(Data excerpts)
↓
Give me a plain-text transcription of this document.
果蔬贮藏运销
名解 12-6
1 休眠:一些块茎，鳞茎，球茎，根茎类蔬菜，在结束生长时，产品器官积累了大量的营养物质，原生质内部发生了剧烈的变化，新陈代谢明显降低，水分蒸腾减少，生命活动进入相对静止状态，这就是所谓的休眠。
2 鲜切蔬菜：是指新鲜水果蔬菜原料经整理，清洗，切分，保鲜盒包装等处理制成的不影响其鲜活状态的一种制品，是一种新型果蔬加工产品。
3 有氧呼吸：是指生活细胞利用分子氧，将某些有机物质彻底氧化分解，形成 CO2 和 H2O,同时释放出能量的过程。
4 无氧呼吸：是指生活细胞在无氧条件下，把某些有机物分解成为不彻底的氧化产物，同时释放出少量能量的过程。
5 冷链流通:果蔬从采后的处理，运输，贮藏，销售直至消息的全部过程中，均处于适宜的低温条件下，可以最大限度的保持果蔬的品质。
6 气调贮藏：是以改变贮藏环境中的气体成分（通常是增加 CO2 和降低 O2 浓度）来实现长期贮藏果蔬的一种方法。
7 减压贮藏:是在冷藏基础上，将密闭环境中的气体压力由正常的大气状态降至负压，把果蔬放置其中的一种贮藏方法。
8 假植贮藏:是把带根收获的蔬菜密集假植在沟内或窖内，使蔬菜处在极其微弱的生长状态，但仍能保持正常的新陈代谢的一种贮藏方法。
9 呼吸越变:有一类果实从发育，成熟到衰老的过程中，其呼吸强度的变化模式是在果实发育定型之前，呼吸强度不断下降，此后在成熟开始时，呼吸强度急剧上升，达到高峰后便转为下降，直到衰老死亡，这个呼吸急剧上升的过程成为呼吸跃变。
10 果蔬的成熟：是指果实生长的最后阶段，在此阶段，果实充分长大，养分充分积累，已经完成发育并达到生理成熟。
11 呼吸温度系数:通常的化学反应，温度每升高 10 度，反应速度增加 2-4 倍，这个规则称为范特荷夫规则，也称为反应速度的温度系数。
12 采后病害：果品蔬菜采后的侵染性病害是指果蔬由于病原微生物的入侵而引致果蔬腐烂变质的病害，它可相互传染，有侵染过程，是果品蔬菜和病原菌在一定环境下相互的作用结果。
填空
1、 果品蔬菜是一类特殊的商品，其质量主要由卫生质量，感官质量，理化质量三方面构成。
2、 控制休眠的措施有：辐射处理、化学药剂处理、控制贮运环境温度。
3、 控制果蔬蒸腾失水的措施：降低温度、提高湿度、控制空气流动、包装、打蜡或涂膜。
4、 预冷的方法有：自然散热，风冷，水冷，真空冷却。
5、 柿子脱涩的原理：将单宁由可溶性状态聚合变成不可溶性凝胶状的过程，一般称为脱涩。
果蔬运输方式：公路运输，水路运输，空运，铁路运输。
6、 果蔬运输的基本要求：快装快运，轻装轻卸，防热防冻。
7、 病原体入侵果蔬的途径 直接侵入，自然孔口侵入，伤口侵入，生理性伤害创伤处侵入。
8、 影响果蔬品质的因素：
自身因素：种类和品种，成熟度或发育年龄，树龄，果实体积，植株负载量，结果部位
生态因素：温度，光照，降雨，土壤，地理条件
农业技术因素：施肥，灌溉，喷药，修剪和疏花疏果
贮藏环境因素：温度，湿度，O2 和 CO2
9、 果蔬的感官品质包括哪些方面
↑
Restate the whole of the material exactly.

Give me a plain-text transcription of this document.
果蔬贮藏运销
名解 12-6
1 休眠:一些块茎，鳞茎，球茎，根茎类蔬菜，在结束生长时，产品器官积累了大量的营养物质，原生质内部发生了剧烈的变化，新陈代谢明显降低，水分蒸腾减少，生命活动进入相对静止状态，这就是所谓的休眠。
2 鲜切蔬菜：是指新鲜水果蔬菜原料经整理，清洗，切分，保鲜盒包装等处理制成的不影响其鲜活状态的一种制品，是一种新型果蔬加工产品。
3 有氧呼吸：是指生活细胞利用分子氧，将某些有机物质彻底氧化分解，形成 CO2 和 H2O,同时释放出能量的过程。
4 无氧呼吸：是指生活细胞在无氧条件下，把某些有机物分解成为不彻底的氧化产物，同时释放出少量能量的过程。
5 冷链流通:果蔬从采后的处理，运输，贮藏，销售直至消息的全部过程中，均处于适宜的低温条件下，可以最大限度的保持果蔬的品质。
6 气调贮藏：是以改变贮藏环境中的气体成分（通常是增加 CO2 和降低 O2 浓度）来实现长期贮藏果蔬的一种方法。
7 减压贮藏:是在冷藏基础上，将密闭环境中的气体压力由正常的大气状态降至负压，把果蔬放置其中的一种贮藏方法。
8 假植贮藏:是把带根收获的蔬菜密集假植在沟内或窖内，使蔬菜处在极其微弱的生长状态，但仍能保持正常的新陈代谢的一种贮藏方法。
9 呼吸越变:有一类果实从发育，成熟到衰老的过程中，其呼吸强度的变化模式是在果实发育定型之前，呼吸强度不断下降，此后在成熟开始时，呼吸强度急剧上升，达到高峰后便转为下降，直到衰老死亡，这个呼吸急剧上升的过程成为呼吸跃变。
10 果蔬的成熟：是指果实生长的最后阶段，在此阶段，果实充分长大，养分充分积累，已经完成发育并达到生理成熟。
11 呼吸温度系数:通常的化学反应，温度每升高 10 度，反应速度增加 2-4 倍，这个规则称为范特荷夫规则，也称为反应速度的温度系数。
12 采后病害：果品蔬菜采后的侵染性病害是指果蔬由于病原微生物的入侵而引致果蔬腐烂变质的病害，它可相互传染，有侵染过程，是果品蔬菜和病原菌在一定环境下相互的作用结果。
填空
1、 果品蔬菜是一类特殊的商品，其质量主要由卫生质量，感官质量，理化质量三方面构成。
2、 控制休眠的措施有：辐射处理、化学药剂处理、控制贮运环境温度。
3、 控制果蔬蒸腾失水的措施：降低温度、提高湿度、控制空气流动、包装、打蜡或涂膜。
4、 预冷的方法有：自然散热，风冷，水冷，真空冷却。
5、 柿子脱涩的原理：将单宁由可溶性状态聚合变成不可溶性凝胶状的过程，一般称为脱涩。
果蔬运输方式：公路运输，水路运输，空运，铁路运输。
6、 果蔬运输的基本要求：快装快运，轻装轻卸，防热防冻。
7、 病原体入侵果蔬的途径 直接侵入，自然孔口侵入，伤口侵入，生理性伤害创伤处侵入。
8、 影响果蔬品质的因素：
自身因素：种类和品种，成熟度或发育年龄，树龄，果实体积，植株负载量，结果部位
生态因素：温度，光照，降雨，土壤，地理条件
农业技术因素：施肥，灌溉，喷药，修剪和疏花疏果
贮藏环境因素：温度，湿度，O2 和 CO2
9、 果蔬的感官品质包括哪些方面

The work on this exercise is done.